[Stored data entries]
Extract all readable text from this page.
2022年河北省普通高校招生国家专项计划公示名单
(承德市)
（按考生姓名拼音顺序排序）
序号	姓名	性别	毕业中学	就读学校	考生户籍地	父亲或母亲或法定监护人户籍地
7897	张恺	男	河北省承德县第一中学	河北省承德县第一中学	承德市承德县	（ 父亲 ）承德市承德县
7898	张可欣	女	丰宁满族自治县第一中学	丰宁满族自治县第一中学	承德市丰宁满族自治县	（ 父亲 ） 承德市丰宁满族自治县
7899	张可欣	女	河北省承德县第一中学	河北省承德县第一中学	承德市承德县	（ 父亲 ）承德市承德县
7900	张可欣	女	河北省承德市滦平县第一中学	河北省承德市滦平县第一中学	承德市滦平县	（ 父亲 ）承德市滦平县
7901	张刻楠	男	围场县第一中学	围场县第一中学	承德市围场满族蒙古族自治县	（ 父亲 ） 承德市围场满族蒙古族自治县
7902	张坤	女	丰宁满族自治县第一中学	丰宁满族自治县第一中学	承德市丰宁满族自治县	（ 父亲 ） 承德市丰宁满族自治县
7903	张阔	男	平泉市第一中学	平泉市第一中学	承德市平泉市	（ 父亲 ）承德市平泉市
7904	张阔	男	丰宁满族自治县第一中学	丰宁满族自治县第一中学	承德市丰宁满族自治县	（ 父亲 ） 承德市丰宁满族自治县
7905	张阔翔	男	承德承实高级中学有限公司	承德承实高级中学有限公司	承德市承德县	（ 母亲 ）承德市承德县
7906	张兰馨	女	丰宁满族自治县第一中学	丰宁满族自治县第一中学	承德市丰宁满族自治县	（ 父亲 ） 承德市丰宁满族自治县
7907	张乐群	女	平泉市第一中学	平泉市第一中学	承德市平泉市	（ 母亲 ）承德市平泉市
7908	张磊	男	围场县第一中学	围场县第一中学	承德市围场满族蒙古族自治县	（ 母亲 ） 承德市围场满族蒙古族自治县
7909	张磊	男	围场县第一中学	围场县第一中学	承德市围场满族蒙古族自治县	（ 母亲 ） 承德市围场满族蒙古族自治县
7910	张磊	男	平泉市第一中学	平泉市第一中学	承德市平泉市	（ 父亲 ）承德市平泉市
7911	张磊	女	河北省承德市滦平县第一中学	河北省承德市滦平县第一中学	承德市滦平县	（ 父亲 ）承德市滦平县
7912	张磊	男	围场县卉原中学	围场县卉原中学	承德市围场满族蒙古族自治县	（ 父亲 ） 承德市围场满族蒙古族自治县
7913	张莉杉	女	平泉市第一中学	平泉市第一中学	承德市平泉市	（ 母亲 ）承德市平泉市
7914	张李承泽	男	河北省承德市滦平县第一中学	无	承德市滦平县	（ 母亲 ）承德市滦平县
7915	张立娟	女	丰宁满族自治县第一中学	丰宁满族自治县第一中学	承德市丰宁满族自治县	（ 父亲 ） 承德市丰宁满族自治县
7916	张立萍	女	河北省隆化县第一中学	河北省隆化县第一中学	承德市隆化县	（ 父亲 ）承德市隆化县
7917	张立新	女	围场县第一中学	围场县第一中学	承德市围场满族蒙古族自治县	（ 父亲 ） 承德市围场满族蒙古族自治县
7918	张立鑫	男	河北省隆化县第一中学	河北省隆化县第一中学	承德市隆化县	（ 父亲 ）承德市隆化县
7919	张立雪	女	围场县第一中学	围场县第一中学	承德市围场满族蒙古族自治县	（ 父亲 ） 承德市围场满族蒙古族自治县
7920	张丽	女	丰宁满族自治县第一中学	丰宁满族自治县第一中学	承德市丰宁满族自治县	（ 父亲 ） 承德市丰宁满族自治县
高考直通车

**Aim of the task**
Repeat all the records. Match each line exactly.

**Reply**
Extract all readable text from this page.
2022年河北省普通高校招生国家专项计划公示名单
(承德市)
（按考生姓名拼音顺序排序）
序号	姓名	性别	毕业中学	就读学校	考生户籍地	父亲或母亲或法定监护人户籍地
7897	张恺	男	河北省承德县第一中学	河北省承德县第一中学	承德市承德县	（ 父亲 ）承德市承德县
7898	张可欣	女	丰宁满族自治县第一中学	丰宁满族自治县第一中学	承德市丰宁满族自治县	（ 父亲 ） 承德市丰宁满族自治县
7899	张可欣	女	河北省承德县第一中学	河北省承德县第一中学	承德市承德县	（ 父亲 ）承德市承德县
7900	张可欣	女	河北省承德市滦平县第一中学	河北省承德市滦平县第一中学	承德市滦平县	（ 父亲 ）承德市滦平县
7901	张刻楠	男	围场县第一中学	围场县第一中学	承德市围场满族蒙古族自治县	（ 父亲 ） 承德市围场满族蒙古族自治县
7902	张坤	女	丰宁满族自治县第一中学	丰宁满族自治县第一中学	承德市丰宁满族自治县	（ 父亲 ） 承德市丰宁满族自治县
7903	张阔	男	平泉市第一中学	平泉市第一中学	承德市平泉市	（ 父亲 ）承德市平泉市
7904	张阔	男	丰宁满族自治县第一中学	丰宁满族自治县第一中学	承德市丰宁满族自治县	（ 父亲 ） 承德市丰宁满族自治县
7905	张阔翔	男	承德承实高级中学有限公司	承德承实高级中学有限公司	承德市承德县	（ 母亲 ）承德市承德县
7906	张兰馨	女	丰宁满族自治县第一中学	丰宁满族自治县第一中学	承德市丰宁满族自治县	（ 父亲 ） 承德市丰宁满族自治县
7907	张乐群	女	平泉市第一中学	平泉市第一中学	承德市平泉市	（ 母亲 ）承德市平泉市
7908	张磊	男	围场县第一中学	围场县第一中学	承德市围场满族蒙古族自治县	（ 母亲 ） 承德市围场满族蒙古族自治县
7909	张磊	男	围场县第一中学	围场县第一中学	承德市围场满族蒙古族自治县	（ 母亲 ） 承德市围场满族蒙古族自治县
7910	张磊	男	平泉市第一中学	平泉市第一中学	承德市平泉市	（ 父亲 ）承德市平泉市
7911	张磊	女	河北省承德市滦平县第一中学	河北省承德市滦平县第一中学	承德市滦平县	（ 父亲 ）承德市滦平县
7912	张磊	男	围场县卉原中学	围场县卉原中学	承德市围场满族蒙古族自治县	（ 父亲 ） 承德市围场满族蒙古族自治县
7913	张莉杉	女	平泉市第一中学	平泉市第一中学	承德市平泉市	（ 母亲 ）承德市平泉市
7914	张李承泽	男	河北省承德市滦平县第一中学	无	承德市滦平县	（ 母亲 ）承德市滦平县
7915	张立娟	女	丰宁满族自治县第一中学	丰宁满族自治县第一中学	承德市丰宁满族自治县	（ 父亲 ） 承德市丰宁满族自治县
7916	张立萍	女	河北省隆化县第一中学	河北省隆化县第一中学	承德市隆化县	（ 父亲 ）承德市隆化县
7917	张立新	女	围场县第一中学	围场县第一中学	承德市围场满族蒙古族自治县	（ 父亲 ） 承德市围场满族蒙古族自治县
7918	张立鑫	男	河北省隆化县第一中学	河北省隆化县第一中学	承德市隆化县	（ 父亲 ）承德市隆化县
7919	张立雪	女	围场县第一中学	围场县第一中学	承德市围场满族蒙古族自治县	（ 父亲 ） 承德市围场满族蒙古族自治县
7920	张丽	女	丰宁满族自治县第一中学	丰宁满族自治县第一中学	承德市丰宁满族自治县	（ 父亲 ） 承德市丰宁满族自治县
高考直通车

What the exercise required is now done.